## start Extracted entries

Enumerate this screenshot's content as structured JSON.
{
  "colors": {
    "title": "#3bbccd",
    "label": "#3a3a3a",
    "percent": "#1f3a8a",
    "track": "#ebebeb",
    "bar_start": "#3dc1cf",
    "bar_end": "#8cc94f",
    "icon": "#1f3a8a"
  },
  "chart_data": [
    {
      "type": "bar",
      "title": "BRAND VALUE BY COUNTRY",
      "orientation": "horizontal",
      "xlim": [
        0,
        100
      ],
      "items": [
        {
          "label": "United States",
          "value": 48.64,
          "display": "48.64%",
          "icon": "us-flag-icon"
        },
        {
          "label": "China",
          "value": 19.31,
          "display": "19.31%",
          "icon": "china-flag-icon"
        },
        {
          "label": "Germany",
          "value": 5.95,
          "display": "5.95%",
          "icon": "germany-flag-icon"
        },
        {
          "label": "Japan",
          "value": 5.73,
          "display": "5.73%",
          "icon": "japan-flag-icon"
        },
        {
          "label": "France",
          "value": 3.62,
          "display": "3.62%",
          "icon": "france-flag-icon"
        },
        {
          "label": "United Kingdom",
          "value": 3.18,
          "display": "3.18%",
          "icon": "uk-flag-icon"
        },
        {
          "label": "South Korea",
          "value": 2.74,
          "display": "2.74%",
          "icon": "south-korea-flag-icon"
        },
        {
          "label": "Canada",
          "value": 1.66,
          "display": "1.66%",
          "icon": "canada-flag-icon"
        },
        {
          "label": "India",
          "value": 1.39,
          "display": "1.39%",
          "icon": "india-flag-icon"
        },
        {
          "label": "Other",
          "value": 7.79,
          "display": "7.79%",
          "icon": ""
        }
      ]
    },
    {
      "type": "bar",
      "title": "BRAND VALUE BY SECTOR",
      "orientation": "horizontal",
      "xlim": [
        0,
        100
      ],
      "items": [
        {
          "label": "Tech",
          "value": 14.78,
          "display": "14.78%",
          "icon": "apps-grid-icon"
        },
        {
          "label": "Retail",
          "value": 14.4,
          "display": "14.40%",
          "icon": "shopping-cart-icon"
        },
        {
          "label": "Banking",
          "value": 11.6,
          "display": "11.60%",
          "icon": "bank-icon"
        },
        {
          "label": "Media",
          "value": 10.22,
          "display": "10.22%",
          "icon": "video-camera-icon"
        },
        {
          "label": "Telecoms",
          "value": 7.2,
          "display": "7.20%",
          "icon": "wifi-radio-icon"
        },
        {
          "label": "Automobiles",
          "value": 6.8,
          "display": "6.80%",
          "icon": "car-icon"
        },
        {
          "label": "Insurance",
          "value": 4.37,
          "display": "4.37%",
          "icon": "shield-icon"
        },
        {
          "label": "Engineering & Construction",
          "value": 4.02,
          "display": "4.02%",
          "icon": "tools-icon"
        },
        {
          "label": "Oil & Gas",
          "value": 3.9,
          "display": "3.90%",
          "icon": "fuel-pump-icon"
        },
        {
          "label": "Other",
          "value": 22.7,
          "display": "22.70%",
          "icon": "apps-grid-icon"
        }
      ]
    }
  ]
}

## end Extracted entries

__Work required__: Retype the entries one by one, exactly.

__Solution to the exercise__:
Enumerate this screenshot's content as structured JSON.
{
  "colors": {
    "title": "#3bbccd",
    "label": "#3a3a3a",
    "percent": "#1f3a8a",
    "track": "#ebebeb",
    "bar_start": "#3dc1cf",
    "bar_end": "#8cc94f",
    "icon": "#1f3a8a"
  },
  "chart_data": [
    {
      "type": "bar",
      "title": "BRAND VALUE BY COUNTRY",
      "orientation": "horizontal",
      "xlim": [
        0,
        100
      ],
      "items": [
        {
          "label": "United States",
          "value": 48.64,
          "display": "48.64%",
          "icon": "us-flag-icon"
        },
        {
          "label": "China",
          "value": 19.31,
          "display": "19.31%",
          "icon": "china-flag-icon"
        },
        {
          "label": "Germany",
          "value": 5.95,
          "display": "5.95%",
          "icon": "germany-flag-icon"
        },
        {
          "label": "Japan",
          "value": 5.73,
          "display": "5.73%",
          "icon": "japan-flag-icon"
        },
        {
          "label": "France",
          "value": 3.62,
          "display": "3.62%",
          "icon": "france-flag-icon"
        },
        {
          "label": "United Kingdom",
          "value": 3.18,
          "display": "3.18%",
          "icon": "uk-flag-icon"
        },
        {
          "label": "South Korea",
          "value": 2.74,
          "display": "2.74%",
          "icon": "south-korea-flag-icon"
        },
        {
          "label": "Canada",
          "value": 1.66,
          "display": "1.66%",
          "icon": "canada-flag-icon"
        },
        {
          "label": "India",
          "value": 1.39,
          "display": "1.39%",
          "icon": "india-flag-icon"
        },
        {
          "label": "Other",
          "value": 7.79,
          "display": "7.79%",
          "icon": ""
        }
      ]
    },
    {
      "type": "bar",
      "title": "BRAND VALUE BY SECTOR",
      "orientation": "horizontal",
      "xlim": [
        0,
        100
      ],
      "items": [
        {
          "label": "Tech",
          "value": 14.78,
          "display": "14.78%",
          "icon": "apps-grid-icon"
        },
        {
          "label": "Retail",
          "value": 14.4,
          "display": "14.40%",
          "icon": "shopping-cart-icon"
        },
        {
          "label": "Banking",
          "value": 11.6,
          "display": "11.60%",
          "icon": "bank-icon"
        },
        {
          "label": "Media",
          "value": 10.22,
          "display": "10.22%",
          "icon": "video-camera-icon"
        },
        {
          "label": "Telecoms",
          "value": 7.2,
          "display": "7.20%",
          "icon": "wifi-radio-icon"
        },
        {
          "label": "Automobiles",
          "value": 6.8,
          "display": "6.80%",
          "icon": "car-icon"
        },
        {
          "label": "Insurance",
          "value": 4.37,
          "display": "4.37%",
          "icon": "shield-icon"
        },
        {
          "label": "Engineering & Construction",
          "value": 4.02,
          "display": "4.02%",
          "icon": "tools-icon"
        },
        {
          "label": "Oil & Gas",
          "value": 3.9,
          "display": "3.90%",
          "icon": "fuel-pump-icon"
        },
        {
          "label": "Other",
          "value": 22.7,
          "display": "22.70%",
          "icon": "apps-grid-icon"
        }
      ]
    }
  ]
}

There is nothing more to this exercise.